Return all lines where the word "Создание" can be found.

**Recorded information:**
○ ○ ○ ○
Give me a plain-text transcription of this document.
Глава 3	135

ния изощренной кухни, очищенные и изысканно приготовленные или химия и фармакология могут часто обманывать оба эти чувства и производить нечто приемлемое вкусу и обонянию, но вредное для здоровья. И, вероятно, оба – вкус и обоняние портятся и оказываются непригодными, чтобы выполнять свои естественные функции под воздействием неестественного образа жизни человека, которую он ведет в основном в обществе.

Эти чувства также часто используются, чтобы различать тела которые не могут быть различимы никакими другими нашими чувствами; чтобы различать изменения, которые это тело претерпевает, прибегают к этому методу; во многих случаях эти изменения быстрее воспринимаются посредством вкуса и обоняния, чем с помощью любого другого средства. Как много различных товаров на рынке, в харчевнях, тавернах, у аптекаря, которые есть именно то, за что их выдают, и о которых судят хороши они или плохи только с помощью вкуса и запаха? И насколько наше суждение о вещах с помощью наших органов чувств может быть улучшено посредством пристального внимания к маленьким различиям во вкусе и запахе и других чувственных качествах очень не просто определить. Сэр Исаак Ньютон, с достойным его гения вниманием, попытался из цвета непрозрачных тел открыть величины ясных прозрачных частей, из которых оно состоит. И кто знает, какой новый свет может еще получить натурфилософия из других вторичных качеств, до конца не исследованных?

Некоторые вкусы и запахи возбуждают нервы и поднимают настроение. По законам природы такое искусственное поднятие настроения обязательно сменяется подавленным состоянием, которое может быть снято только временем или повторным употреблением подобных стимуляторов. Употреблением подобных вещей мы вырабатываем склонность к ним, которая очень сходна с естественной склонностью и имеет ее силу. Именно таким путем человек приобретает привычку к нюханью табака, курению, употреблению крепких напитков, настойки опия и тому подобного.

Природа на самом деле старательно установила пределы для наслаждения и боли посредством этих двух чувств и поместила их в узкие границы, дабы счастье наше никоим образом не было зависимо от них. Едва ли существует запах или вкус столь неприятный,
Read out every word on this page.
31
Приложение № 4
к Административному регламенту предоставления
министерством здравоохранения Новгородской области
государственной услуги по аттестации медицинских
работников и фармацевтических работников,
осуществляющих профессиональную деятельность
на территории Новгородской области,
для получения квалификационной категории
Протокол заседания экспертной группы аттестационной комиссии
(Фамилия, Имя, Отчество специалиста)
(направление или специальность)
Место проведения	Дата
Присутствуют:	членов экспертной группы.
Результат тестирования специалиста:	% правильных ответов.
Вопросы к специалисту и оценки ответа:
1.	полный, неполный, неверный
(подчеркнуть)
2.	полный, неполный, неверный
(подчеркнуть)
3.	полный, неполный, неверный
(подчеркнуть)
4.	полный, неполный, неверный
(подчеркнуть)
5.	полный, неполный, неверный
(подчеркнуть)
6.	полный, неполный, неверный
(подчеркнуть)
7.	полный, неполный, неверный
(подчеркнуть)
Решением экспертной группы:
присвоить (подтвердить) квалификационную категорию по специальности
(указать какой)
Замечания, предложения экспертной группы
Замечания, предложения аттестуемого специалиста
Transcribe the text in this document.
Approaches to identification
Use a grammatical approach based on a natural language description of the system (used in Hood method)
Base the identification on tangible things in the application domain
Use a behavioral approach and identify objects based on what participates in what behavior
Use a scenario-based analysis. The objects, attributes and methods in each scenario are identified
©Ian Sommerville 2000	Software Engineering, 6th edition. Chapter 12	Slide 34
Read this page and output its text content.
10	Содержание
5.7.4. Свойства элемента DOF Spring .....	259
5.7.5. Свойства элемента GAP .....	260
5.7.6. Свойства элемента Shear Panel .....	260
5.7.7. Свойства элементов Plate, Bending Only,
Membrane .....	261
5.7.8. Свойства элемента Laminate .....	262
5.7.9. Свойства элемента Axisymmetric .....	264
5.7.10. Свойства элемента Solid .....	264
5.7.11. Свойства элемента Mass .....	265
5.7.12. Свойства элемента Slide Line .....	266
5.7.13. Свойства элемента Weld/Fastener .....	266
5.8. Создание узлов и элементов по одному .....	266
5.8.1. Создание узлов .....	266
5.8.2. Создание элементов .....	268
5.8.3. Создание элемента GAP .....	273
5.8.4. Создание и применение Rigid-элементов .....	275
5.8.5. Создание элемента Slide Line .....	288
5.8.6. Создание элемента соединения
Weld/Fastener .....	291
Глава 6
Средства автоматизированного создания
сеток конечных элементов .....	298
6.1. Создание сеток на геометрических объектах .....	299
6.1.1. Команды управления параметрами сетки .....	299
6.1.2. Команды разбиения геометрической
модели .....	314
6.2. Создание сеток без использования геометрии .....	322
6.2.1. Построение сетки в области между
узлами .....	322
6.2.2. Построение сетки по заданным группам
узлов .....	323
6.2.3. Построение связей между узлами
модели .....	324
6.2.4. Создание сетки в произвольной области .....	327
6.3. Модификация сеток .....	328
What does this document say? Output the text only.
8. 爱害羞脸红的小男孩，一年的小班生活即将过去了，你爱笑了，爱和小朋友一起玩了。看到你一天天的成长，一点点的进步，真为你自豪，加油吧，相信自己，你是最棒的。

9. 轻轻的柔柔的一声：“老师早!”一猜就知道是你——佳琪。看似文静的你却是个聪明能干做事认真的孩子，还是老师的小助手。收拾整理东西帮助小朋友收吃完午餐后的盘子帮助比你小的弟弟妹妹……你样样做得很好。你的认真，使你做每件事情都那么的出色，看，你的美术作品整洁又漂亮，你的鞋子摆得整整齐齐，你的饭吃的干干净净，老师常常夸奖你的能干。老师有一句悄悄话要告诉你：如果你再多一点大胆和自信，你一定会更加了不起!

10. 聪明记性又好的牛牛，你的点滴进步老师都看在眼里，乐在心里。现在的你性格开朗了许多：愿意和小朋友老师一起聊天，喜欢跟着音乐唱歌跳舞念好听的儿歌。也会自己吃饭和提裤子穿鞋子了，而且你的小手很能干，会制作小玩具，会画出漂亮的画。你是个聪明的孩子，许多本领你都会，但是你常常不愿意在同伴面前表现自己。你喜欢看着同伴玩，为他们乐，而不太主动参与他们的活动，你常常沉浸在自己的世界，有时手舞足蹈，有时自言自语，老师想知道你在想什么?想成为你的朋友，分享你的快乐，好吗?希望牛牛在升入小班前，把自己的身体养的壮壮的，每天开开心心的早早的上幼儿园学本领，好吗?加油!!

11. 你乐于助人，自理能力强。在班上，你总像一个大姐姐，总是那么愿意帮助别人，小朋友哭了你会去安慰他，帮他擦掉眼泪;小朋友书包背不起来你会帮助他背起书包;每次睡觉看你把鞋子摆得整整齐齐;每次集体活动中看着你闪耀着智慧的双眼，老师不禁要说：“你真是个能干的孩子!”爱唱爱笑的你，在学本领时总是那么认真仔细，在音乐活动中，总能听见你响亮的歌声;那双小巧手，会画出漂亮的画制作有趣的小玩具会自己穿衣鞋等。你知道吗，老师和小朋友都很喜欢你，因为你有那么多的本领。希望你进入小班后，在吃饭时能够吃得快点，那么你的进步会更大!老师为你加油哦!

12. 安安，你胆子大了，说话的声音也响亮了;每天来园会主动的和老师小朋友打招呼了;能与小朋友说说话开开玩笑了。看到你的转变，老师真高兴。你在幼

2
○ ○ ○ ○
**Response below:**
5.8. Создание узлов и элементов по одному .....	266
5.8.1. Создание узлов .....	266
5.8.2. Создание элементов .....	268
5.8.3. Создание элемента GAP .....	273
5.8.4. Создание и применение Rigid-элементов .....	275
5.8.5. Создание элемента Slide Line .....	288
5.8.6. Создание элемента соединения
6.1. Создание сеток на геометрических объектах .....	299
6.2. Создание сеток без использования геометрии .....	322
6.2.4. Создание сетки в произвольной области .....	327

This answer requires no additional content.